To be done: Pull every line holding the string "order" from the records below.

(Dataset records)
↓↓↓

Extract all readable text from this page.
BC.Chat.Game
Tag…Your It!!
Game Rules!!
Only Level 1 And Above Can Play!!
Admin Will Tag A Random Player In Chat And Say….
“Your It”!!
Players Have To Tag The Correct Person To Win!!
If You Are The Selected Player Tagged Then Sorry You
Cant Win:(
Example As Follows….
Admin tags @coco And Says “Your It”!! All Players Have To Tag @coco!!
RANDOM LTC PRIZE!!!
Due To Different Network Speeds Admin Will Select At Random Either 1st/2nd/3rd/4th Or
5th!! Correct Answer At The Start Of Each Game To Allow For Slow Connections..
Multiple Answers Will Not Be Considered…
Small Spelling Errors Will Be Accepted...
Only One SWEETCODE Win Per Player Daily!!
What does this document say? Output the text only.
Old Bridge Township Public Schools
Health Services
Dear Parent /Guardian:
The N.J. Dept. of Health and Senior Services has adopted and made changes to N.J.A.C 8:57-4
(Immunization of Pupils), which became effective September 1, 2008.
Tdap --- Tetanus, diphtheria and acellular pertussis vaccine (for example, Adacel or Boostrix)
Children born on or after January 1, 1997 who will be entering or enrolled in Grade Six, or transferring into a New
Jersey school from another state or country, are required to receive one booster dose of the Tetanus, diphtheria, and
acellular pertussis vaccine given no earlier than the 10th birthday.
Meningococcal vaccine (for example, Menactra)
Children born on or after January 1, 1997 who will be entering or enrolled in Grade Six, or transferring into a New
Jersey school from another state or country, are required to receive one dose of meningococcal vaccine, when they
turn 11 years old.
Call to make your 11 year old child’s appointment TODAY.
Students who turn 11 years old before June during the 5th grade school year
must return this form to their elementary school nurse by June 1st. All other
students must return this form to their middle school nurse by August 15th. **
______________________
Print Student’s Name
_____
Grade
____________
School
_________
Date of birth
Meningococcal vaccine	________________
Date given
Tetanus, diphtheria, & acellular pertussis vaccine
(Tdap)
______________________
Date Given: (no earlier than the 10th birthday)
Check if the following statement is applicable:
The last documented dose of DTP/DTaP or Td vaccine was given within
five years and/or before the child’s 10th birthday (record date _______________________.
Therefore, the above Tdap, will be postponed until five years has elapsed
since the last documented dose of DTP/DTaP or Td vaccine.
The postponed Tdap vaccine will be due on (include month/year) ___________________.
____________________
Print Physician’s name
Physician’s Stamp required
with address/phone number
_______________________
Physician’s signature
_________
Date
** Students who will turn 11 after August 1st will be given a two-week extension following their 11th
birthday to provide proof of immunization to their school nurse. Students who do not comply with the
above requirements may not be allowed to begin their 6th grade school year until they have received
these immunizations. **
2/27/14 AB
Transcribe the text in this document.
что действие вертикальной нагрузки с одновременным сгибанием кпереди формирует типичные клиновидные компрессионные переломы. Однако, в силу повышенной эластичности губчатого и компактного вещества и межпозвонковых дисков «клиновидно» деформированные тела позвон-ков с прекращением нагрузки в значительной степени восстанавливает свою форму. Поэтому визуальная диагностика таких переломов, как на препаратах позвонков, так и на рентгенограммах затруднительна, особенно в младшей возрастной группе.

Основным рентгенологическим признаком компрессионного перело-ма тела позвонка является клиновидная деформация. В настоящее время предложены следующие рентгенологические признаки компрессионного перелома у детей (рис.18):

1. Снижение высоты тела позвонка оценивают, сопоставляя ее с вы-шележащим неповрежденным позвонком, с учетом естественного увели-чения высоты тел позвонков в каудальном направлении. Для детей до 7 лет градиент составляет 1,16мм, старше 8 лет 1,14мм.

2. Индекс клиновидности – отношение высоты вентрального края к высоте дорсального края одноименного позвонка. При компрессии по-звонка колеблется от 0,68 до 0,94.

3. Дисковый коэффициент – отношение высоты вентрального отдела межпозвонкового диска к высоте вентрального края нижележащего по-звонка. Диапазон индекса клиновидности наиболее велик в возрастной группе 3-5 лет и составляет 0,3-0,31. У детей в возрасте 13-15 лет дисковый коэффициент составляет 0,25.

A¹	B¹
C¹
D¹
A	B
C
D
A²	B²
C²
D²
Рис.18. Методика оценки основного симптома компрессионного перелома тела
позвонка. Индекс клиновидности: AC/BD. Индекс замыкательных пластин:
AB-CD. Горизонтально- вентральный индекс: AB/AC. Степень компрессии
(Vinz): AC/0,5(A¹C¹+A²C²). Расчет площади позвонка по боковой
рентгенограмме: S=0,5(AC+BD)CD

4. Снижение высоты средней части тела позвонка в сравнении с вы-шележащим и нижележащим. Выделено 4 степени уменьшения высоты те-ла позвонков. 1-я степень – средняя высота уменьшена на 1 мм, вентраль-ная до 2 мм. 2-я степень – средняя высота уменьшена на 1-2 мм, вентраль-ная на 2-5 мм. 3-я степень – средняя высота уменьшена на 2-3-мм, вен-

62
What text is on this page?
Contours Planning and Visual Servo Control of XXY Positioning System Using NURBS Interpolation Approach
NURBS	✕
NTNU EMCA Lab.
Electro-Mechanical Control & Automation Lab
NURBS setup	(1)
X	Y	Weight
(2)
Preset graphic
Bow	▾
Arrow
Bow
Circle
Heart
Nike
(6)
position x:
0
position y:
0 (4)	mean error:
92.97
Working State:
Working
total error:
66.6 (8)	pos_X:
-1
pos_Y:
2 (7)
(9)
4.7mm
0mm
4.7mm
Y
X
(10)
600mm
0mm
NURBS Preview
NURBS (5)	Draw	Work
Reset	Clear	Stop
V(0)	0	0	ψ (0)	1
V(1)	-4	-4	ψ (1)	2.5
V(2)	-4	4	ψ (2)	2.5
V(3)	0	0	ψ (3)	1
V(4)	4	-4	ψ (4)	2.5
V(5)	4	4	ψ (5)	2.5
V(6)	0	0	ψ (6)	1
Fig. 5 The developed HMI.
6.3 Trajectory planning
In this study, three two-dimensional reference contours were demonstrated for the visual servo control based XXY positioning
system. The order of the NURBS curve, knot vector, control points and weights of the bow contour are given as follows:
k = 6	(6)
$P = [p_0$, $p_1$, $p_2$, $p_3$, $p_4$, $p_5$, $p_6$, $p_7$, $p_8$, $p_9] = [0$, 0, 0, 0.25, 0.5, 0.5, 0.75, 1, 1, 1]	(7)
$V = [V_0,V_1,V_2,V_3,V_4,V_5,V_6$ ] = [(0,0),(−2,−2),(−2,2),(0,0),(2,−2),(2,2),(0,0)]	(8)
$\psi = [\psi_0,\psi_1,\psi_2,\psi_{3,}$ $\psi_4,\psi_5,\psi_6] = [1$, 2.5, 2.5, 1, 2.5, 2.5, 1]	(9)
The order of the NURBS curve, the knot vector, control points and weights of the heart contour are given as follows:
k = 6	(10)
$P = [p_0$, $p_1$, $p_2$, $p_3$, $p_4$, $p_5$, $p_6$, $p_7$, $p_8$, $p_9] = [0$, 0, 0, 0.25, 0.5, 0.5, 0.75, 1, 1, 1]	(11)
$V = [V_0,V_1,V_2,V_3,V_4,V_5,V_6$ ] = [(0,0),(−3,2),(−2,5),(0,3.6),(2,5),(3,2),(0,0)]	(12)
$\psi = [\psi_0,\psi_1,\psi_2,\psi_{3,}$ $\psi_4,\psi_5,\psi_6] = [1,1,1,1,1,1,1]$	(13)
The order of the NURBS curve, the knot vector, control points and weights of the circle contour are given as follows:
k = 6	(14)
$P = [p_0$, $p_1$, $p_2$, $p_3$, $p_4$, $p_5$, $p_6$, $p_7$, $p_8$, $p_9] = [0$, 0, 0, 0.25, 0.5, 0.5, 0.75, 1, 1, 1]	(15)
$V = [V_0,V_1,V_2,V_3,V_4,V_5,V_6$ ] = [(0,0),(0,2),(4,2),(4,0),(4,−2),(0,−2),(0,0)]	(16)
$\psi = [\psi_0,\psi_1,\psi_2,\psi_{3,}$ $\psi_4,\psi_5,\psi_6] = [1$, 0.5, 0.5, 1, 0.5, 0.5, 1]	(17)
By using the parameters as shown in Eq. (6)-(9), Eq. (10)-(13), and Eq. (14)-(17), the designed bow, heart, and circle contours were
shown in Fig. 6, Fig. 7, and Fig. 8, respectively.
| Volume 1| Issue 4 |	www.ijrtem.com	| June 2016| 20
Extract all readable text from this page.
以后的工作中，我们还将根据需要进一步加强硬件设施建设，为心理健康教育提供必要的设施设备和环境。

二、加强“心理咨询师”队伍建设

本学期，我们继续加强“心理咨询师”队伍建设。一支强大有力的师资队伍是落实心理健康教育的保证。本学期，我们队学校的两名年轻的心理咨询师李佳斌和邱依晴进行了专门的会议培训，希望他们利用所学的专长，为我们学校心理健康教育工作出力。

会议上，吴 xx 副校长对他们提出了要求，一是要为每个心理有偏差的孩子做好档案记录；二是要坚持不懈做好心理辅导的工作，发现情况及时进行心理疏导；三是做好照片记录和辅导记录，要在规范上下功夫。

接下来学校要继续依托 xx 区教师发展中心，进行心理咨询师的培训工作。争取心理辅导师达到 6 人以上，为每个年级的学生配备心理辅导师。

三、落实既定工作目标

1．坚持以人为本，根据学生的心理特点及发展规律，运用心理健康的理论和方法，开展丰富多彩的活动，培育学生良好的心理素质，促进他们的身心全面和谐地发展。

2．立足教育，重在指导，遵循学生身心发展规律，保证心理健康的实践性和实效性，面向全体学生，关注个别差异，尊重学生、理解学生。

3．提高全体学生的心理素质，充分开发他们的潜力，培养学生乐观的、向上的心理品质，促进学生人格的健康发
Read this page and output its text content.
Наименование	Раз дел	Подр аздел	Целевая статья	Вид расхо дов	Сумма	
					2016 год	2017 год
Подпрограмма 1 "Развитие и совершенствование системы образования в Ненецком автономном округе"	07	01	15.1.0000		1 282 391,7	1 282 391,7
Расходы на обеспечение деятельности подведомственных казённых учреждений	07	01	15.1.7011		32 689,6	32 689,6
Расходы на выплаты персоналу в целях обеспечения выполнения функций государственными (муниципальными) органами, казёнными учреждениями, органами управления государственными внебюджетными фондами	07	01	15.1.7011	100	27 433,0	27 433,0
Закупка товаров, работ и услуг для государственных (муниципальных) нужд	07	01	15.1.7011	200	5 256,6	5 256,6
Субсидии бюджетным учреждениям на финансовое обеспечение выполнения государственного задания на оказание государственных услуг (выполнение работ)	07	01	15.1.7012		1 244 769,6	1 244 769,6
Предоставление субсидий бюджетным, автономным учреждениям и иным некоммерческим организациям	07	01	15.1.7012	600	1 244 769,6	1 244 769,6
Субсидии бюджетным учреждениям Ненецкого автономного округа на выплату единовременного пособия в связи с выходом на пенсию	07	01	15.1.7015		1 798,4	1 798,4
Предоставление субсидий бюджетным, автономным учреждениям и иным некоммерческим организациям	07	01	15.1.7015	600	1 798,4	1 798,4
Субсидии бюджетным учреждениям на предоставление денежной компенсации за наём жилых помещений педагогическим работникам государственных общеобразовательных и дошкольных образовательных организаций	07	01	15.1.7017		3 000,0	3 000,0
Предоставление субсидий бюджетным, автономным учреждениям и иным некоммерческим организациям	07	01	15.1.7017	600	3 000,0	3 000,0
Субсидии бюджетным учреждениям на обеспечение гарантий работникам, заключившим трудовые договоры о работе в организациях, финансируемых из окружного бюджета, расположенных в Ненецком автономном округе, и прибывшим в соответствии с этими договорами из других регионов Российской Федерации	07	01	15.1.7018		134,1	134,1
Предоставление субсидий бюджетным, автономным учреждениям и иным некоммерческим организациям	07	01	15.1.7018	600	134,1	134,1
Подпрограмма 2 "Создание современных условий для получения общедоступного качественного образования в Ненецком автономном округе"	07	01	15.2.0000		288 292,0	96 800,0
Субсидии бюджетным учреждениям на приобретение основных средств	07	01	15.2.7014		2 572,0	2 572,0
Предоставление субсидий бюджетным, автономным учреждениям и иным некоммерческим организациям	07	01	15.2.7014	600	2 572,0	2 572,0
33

↑↑↑

Exercise output:
system. The order of the NURBS curve, knot vector, control points and weights of the bow contour are given as follows:
The order of the NURBS curve, the knot vector, control points and weights of the heart contour are given as follows:
The order of the NURBS curve, the knot vector, control points and weights of the circle contour are given as follows:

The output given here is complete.